Figure content listings:
* * *

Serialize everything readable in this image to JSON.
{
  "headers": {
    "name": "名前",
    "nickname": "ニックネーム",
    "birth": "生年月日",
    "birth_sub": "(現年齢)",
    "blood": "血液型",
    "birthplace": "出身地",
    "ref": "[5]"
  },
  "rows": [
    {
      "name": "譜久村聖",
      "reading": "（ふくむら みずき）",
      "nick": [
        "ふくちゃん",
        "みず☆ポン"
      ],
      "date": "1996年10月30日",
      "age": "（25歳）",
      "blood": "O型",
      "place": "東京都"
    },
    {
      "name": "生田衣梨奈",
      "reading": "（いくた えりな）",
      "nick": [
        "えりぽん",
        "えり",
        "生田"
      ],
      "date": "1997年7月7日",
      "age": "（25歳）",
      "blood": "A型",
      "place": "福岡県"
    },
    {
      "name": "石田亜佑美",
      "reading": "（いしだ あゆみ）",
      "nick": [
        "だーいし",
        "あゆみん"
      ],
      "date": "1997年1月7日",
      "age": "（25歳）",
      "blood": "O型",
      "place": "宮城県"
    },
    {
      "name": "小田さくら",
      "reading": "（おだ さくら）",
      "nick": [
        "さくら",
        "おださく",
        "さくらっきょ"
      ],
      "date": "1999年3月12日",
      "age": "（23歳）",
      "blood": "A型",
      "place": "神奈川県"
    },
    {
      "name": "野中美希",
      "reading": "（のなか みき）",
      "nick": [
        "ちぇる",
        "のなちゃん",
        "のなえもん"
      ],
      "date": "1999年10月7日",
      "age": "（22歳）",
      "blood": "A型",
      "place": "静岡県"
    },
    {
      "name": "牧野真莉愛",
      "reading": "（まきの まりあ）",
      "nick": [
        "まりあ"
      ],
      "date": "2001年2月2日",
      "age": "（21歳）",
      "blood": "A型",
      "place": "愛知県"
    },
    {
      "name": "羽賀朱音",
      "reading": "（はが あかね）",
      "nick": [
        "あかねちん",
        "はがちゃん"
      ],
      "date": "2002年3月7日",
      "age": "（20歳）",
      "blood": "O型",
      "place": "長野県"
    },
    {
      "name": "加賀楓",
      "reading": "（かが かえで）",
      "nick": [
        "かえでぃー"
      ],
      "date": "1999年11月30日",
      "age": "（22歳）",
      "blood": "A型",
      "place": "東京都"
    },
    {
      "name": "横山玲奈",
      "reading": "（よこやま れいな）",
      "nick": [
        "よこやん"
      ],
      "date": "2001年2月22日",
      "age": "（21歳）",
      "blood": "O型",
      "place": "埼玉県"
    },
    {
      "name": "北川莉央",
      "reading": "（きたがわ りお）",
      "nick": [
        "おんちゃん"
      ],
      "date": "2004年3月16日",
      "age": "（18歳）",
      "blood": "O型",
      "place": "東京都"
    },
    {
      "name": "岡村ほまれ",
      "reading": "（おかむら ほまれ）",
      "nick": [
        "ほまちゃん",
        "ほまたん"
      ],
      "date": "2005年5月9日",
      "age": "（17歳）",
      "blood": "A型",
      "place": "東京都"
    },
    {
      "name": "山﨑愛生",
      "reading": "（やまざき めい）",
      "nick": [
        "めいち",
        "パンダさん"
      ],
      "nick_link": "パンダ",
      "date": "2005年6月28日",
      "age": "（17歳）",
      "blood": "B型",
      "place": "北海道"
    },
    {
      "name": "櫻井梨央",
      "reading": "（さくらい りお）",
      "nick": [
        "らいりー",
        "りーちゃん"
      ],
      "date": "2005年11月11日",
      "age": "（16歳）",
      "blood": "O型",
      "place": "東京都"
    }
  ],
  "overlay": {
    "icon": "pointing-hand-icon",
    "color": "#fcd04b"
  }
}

* * *

▶ SET TASK
All of the entries need to be reproduced exactly; please write them out.

▶ EXERCISE RESPONSE
Serialize everything readable in this image to JSON.
{
  "headers": {
    "name": "名前",
    "nickname": "ニックネーム",
    "birth": "生年月日",
    "birth_sub": "(現年齢)",
    "blood": "血液型",
    "birthplace": "出身地",
    "ref": "[5]"
  },
  "rows": [
    {
      "name": "譜久村聖",
      "reading": "（ふくむら みずき）",
      "nick": [
        "ふくちゃん",
        "みず☆ポン"
      ],
      "date": "1996年10月30日",
      "age": "（25歳）",
      "blood": "O型",
      "place": "東京都"
    },
    {
      "name": "生田衣梨奈",
      "reading": "（いくた えりな）",
      "nick": [
        "えりぽん",
        "えり",
        "生田"
      ],
      "date": "1997年7月7日",
      "age": "（25歳）",
      "blood": "A型",
      "place": "福岡県"
    },
    {
      "name": "石田亜佑美",
      "reading": "（いしだ あゆみ）",
      "nick": [
        "だーいし",
        "あゆみん"
      ],
      "date": "1997年1月7日",
      "age": "（25歳）",
      "blood": "O型",
      "place": "宮城県"
    },
    {
      "name": "小田さくら",
      "reading": "（おだ さくら）",
      "nick": [
        "さくら",
        "おださく",
        "さくらっきょ"
      ],
      "date": "1999年3月12日",
      "age": "（23歳）",
      "blood": "A型",
      "place": "神奈川県"
    },
    {
      "name": "野中美希",
      "reading": "（のなか みき）",
      "nick": [
        "ちぇる",
        "のなちゃん",
        "のなえもん"
      ],
      "date": "1999年10月7日",
      "age": "（22歳）",
      "blood": "A型",
      "place": "静岡県"
    },
    {
      "name": "牧野真莉愛",
      "reading": "（まきの まりあ）",
      "nick": [
        "まりあ"
      ],
      "date": "2001年2月2日",
      "age": "（21歳）",
      "blood": "A型",
      "place": "愛知県"
    },
    {
      "name": "羽賀朱音",
      "reading": "（はが あかね）",
      "nick": [
        "あかねちん",
        "はがちゃん"
      ],
      "date": "2002年3月7日",
      "age": "（20歳）",
      "blood": "O型",
      "place": "長野県"
    },
    {
      "name": "加賀楓",
      "reading": "（かが かえで）",
      "nick": [
        "かえでぃー"
      ],
      "date": "1999年11月30日",
      "age": "（22歳）",
      "blood": "A型",
      "place": "東京都"
    },
    {
      "name": "横山玲奈",
      "reading": "（よこやま れいな）",
      "nick": [
        "よこやん"
      ],
      "date": "2001年2月22日",
      "age": "（21歳）",
      "blood": "O型",
      "place": "埼玉県"
    },
    {
      "name": "北川莉央",
      "reading": "（きたがわ りお）",
      "nick": [
        "おんちゃん"
      ],
      "date": "2004年3月16日",
      "age": "（18歳）",
      "blood": "O型",
      "place": "東京都"
    },
    {
      "name": "岡村ほまれ",
      "reading": "（おかむら ほまれ）",
      "nick": [
        "ほまちゃん",
        "ほまたん"
      ],
      "date": "2005年5月9日",
      "age": "（17歳）",
      "blood": "A型",
      "place": "東京都"
    },
    {
      "name": "山﨑愛生",
      "reading": "（やまざき めい）",
      "nick": [
        "めいち",
        "パンダさん"
      ],
      "nick_link": "パンダ",
      "date": "2005年6月28日",
      "age": "（17歳）",
      "blood": "B型",
      "place": "北海道"
    },
    {
      "name": "櫻井梨央",
      "reading": "（さくらい りお）",
      "nick": [
        "らいりー",
        "りーちゃん"
      ],
      "date": "2005年11月11日",
      "age": "（16歳）",
      "blood": "O型",
      "place": "東京都"
    }
  ],
  "overlay": {
    "icon": "pointing-hand-icon",
    "color": "#fcd04b"
  }
}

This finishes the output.